Figure record extracts:
-----

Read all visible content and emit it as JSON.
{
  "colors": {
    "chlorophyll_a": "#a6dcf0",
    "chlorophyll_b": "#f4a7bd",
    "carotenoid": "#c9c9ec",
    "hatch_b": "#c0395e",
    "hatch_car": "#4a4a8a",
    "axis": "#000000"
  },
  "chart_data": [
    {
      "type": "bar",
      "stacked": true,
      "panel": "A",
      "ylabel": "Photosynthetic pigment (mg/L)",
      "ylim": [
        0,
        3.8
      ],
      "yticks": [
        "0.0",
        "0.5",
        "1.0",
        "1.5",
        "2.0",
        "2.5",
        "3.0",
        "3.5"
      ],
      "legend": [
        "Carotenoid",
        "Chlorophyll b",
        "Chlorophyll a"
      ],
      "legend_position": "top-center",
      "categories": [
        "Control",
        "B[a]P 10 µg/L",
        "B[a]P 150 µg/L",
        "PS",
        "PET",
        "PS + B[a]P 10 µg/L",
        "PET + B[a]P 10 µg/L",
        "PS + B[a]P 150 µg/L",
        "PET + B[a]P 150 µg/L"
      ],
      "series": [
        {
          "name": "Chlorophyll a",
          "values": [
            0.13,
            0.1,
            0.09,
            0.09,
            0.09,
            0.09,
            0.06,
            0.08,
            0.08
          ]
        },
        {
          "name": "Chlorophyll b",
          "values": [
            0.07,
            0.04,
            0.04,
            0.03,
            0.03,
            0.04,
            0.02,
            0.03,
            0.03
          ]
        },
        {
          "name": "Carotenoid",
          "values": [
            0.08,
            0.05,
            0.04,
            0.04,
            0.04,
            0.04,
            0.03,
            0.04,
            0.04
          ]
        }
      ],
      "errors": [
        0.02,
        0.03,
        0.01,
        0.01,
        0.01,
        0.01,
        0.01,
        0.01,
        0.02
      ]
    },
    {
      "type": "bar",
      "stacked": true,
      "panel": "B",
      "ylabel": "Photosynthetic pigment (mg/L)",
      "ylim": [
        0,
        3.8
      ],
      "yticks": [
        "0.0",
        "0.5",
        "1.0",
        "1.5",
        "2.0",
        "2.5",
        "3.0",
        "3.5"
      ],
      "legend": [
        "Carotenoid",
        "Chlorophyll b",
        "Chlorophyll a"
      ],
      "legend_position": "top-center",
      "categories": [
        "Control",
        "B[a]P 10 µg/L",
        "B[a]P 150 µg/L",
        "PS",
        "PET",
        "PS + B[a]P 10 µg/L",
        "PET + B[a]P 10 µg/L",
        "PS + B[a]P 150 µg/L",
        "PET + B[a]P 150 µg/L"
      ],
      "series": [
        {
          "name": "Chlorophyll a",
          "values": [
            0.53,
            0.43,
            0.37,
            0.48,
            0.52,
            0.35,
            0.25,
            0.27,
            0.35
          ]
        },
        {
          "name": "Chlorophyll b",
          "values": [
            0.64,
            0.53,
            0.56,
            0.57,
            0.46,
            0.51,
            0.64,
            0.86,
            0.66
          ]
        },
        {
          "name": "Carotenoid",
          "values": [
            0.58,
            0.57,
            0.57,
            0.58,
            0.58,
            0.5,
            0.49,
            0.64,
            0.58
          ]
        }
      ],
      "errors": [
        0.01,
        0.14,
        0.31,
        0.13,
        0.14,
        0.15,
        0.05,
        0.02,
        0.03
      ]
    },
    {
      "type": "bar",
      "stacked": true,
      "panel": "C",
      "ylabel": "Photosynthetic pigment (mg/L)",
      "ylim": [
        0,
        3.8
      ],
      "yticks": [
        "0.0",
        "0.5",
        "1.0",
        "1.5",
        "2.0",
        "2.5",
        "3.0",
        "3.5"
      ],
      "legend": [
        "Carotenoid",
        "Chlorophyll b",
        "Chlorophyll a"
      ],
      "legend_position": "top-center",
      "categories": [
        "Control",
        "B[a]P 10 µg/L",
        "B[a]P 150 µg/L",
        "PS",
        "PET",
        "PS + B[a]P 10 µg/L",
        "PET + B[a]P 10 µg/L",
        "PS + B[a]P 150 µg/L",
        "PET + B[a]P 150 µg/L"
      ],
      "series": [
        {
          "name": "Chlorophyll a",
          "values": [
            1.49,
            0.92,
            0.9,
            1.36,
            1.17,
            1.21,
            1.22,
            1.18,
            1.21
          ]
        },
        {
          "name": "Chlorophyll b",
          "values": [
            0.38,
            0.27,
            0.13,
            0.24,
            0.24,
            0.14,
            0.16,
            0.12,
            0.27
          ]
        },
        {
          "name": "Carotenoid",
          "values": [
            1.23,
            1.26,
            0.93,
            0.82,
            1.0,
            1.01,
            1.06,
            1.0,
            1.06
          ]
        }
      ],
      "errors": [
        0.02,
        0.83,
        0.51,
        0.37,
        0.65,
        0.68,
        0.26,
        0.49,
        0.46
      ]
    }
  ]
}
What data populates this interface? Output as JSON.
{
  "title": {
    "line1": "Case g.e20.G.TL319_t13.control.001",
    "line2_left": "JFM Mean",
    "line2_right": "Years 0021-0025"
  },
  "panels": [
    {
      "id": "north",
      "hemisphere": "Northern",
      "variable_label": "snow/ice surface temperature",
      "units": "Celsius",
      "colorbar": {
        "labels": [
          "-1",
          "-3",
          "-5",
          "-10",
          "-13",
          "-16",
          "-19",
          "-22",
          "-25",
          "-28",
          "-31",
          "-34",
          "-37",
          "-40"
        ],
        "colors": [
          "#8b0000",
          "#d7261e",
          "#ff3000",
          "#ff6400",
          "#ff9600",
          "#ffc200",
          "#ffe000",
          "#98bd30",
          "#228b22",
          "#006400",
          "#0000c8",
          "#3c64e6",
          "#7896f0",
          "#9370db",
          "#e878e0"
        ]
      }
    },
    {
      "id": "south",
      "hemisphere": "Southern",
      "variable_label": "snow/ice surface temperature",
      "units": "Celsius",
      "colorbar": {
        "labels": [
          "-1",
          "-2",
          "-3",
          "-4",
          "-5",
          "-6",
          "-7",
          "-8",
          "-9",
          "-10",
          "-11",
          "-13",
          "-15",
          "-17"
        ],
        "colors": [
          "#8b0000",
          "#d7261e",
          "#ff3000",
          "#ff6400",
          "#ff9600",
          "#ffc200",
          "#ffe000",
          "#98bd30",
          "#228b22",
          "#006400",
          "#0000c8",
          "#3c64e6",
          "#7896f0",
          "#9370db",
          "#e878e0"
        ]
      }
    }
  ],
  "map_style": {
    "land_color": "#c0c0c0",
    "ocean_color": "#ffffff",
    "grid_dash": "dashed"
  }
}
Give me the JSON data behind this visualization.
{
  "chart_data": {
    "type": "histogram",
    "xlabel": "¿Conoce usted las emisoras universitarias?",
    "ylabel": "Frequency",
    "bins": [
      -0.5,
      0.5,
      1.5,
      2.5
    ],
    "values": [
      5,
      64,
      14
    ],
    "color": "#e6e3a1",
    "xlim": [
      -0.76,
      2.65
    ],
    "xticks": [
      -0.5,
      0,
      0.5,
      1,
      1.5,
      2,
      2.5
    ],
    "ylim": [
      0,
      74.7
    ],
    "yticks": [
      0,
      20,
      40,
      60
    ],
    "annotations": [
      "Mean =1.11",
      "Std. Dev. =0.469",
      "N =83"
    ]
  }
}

-----

_Aim of the task_: Every line from the one holding "Give me the" through the final line of the listing must be echoed exactly; leave out all other lines.

_Complete answer_:
Give me the JSON data behind this visualization.
{
  "chart_data": {
    "type": "histogram",
    "xlabel": "¿Conoce usted las emisoras universitarias?",
    "ylabel": "Frequency",
    "bins": [
      -0.5,
      0.5,
      1.5,
      2.5
    ],
    "values": [
      5,
      64,
      14
    ],
    "color": "#e6e3a1",
    "xlim": [
      -0.76,
      2.65
    ],
    "xticks": [
      -0.5,
      0,
      0.5,
      1,
      1.5,
      2,
      2.5
    ],
    "ylim": [
      0,
      74.7
    ],
    "yticks": [
      0,
      20,
      40,
      60
    ],
    "annotations": [
      "Mean =1.11",
      "Std. Dev. =0.469",
      "N =83"
    ]
  }
}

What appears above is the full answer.